Dataset rows:
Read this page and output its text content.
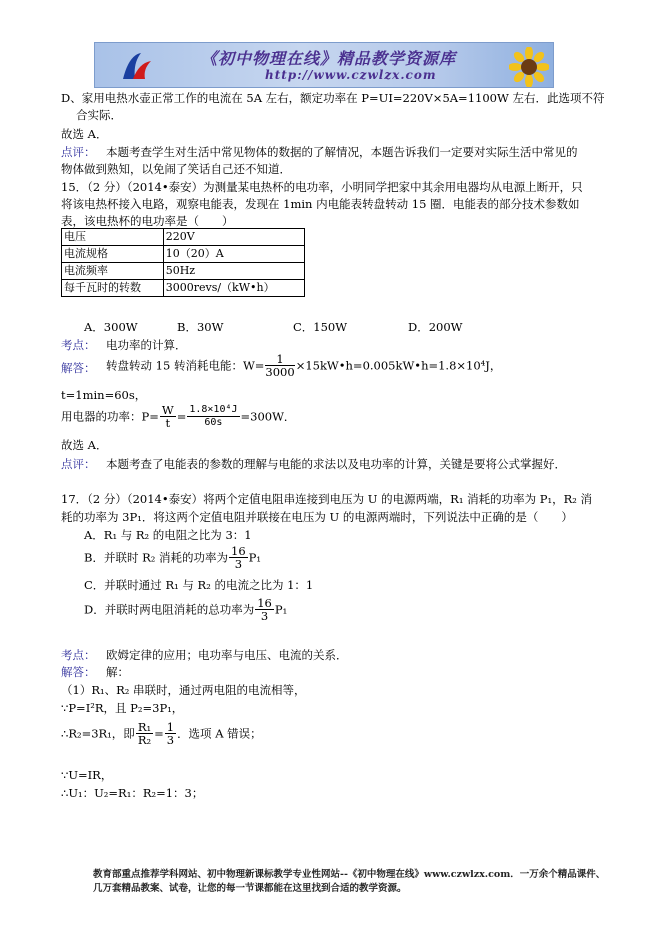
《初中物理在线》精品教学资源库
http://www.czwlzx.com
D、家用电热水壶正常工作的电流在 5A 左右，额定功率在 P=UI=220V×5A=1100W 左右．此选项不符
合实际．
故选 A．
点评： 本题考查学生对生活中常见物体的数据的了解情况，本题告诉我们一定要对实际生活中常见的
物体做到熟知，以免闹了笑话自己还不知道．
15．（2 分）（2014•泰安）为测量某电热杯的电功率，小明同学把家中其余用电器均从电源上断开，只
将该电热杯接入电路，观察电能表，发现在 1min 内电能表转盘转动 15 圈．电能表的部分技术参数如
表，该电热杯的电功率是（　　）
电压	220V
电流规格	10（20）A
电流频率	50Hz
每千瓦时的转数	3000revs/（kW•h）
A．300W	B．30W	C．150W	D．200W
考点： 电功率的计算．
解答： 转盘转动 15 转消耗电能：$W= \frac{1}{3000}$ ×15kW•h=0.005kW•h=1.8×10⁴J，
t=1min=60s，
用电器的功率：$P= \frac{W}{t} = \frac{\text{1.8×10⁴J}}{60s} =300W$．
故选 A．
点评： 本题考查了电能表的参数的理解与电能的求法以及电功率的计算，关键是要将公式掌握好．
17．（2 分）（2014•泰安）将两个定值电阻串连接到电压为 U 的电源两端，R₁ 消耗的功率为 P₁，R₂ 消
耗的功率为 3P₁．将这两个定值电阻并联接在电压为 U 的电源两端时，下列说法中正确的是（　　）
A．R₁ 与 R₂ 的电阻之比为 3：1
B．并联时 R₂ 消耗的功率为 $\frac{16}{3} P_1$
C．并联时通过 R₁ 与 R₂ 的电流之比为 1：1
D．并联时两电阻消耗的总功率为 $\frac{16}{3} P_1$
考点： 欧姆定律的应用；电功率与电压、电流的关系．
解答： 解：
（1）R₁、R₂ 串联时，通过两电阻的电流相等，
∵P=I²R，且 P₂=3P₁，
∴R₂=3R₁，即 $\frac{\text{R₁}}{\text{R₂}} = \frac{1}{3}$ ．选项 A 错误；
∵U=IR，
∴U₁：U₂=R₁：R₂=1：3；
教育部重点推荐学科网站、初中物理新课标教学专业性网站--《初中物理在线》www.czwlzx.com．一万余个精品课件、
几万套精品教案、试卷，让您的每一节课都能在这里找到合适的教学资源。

Goal: Write the records out again in full, exactly, and skip every picture.

Problem solution:
Read this page and output its text content.
《初中物理在线》精品教学资源库
http://www.czwlzx.com
D、家用电热水壶正常工作的电流在 5A 左右，额定功率在 P=UI=220V×5A=1100W 左右．此选项不符
合实际．
故选 A．
点评： 本题考查学生对生活中常见物体的数据的了解情况，本题告诉我们一定要对实际生活中常见的
物体做到熟知，以免闹了笑话自己还不知道．
15．（2 分）（2014•泰安）为测量某电热杯的电功率，小明同学把家中其余用电器均从电源上断开，只
将该电热杯接入电路，观察电能表，发现在 1min 内电能表转盘转动 15 圈．电能表的部分技术参数如
表，该电热杯的电功率是（　　）
电压	220V
电流规格	10（20）A
电流频率	50Hz
每千瓦时的转数	3000revs/（kW•h）
A．300W	B．30W	C．150W	D．200W
考点： 电功率的计算．
解答： 转盘转动 15 转消耗电能：$W= \frac{1}{3000}$ ×15kW•h=0.005kW•h=1.8×10⁴J，
t=1min=60s，
用电器的功率：$P= \frac{W}{t} = \frac{\text{1.8×10⁴J}}{60s} =300W$．
故选 A．
点评： 本题考查了电能表的参数的理解与电能的求法以及电功率的计算，关键是要将公式掌握好．
17．（2 分）（2014•泰安）将两个定值电阻串连接到电压为 U 的电源两端，R₁ 消耗的功率为 P₁，R₂ 消
耗的功率为 3P₁．将这两个定值电阻并联接在电压为 U 的电源两端时，下列说法中正确的是（　　）
A．R₁ 与 R₂ 的电阻之比为 3：1
B．并联时 R₂ 消耗的功率为 $\frac{16}{3} P_1$
C．并联时通过 R₁ 与 R₂ 的电流之比为 1：1
D．并联时两电阻消耗的总功率为 $\frac{16}{3} P_1$
考点： 欧姆定律的应用；电功率与电压、电流的关系．
解答： 解：
（1）R₁、R₂ 串联时，通过两电阻的电流相等，
∵P=I²R，且 P₂=3P₁，
∴R₂=3R₁，即 $\frac{\text{R₁}}{\text{R₂}} = \frac{1}{3}$ ．选项 A 错误；
∵U=IR，
∴U₁：U₂=R₁：R₂=1：3；
教育部重点推荐学科网站、初中物理新课标教学专业性网站--《初中物理在线》www.czwlzx.com．一万余个精品课件、
几万套精品教案、试卷，让您的每一节课都能在这里找到合适的教学资源。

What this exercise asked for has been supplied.